MATERIAL FOR THIS EXERCISE
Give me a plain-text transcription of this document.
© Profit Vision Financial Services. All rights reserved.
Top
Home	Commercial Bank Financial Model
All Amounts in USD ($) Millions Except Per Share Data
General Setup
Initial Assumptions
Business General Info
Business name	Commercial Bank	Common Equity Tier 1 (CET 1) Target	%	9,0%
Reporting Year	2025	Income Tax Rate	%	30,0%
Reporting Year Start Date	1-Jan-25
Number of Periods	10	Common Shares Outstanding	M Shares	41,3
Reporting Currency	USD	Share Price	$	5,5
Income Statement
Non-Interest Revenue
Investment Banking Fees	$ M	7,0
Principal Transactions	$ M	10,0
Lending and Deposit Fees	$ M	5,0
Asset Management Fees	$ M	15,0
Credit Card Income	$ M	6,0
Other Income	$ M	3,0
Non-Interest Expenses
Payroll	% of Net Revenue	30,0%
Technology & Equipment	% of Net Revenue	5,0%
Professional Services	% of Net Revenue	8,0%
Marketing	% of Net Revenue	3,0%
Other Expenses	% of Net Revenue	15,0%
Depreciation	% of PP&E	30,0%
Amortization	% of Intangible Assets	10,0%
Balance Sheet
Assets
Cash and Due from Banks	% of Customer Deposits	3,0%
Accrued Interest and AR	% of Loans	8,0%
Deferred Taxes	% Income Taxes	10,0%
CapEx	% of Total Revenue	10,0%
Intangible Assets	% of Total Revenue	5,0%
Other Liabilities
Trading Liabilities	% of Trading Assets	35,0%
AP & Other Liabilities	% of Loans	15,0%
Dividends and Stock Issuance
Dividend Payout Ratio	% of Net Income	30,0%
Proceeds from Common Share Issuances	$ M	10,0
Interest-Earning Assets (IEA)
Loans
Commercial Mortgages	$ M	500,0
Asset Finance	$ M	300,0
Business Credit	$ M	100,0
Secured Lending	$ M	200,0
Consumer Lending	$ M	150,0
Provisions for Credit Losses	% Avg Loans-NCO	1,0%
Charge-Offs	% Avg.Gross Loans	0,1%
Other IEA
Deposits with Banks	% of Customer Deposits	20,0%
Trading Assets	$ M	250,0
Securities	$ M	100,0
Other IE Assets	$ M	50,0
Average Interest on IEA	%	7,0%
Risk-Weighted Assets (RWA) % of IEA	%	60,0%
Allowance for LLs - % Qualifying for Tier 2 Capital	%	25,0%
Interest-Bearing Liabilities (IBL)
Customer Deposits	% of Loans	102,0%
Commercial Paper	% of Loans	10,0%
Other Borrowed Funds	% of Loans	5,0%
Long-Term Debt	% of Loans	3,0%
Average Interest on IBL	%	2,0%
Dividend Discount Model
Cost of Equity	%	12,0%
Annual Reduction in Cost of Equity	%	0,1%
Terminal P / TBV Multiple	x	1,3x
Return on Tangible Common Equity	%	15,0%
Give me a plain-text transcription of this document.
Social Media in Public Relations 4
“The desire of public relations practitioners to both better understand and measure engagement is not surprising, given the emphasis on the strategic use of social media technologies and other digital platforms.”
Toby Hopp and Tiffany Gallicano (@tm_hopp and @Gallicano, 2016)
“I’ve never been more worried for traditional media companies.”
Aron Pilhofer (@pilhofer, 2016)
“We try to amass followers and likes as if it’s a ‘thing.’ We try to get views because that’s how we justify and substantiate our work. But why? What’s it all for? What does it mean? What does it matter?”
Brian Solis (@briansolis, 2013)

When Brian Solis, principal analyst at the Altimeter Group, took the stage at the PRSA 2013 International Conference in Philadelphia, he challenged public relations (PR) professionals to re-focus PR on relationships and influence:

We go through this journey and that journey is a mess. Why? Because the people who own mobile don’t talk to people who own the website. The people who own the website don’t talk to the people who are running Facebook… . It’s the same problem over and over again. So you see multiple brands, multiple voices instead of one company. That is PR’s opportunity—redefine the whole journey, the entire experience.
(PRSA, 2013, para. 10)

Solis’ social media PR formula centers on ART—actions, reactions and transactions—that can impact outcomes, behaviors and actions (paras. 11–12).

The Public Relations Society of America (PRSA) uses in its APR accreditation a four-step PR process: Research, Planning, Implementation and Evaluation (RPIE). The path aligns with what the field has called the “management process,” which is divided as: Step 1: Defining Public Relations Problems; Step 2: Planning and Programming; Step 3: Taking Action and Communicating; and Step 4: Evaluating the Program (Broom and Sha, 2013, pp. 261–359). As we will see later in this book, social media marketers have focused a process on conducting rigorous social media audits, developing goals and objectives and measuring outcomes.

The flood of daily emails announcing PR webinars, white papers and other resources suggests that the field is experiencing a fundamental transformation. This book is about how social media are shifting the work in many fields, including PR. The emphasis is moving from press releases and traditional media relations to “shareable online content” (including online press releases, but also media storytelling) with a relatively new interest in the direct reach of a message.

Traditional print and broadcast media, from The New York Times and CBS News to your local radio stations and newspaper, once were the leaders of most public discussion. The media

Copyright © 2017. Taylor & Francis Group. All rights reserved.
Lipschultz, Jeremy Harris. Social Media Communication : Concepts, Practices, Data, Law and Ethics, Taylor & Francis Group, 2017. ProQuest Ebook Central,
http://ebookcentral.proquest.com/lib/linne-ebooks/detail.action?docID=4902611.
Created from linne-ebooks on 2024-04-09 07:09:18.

WHAT IS REQUIRED
Review the preceding data and report every line that includes the string "Liabilities".

OUTPUT BELOW
Other Liabilities
Trading Liabilities	% of Trading Assets	35,0%
AP & Other Liabilities	% of Loans	15,0%
Interest-Bearing Liabilities (IBL)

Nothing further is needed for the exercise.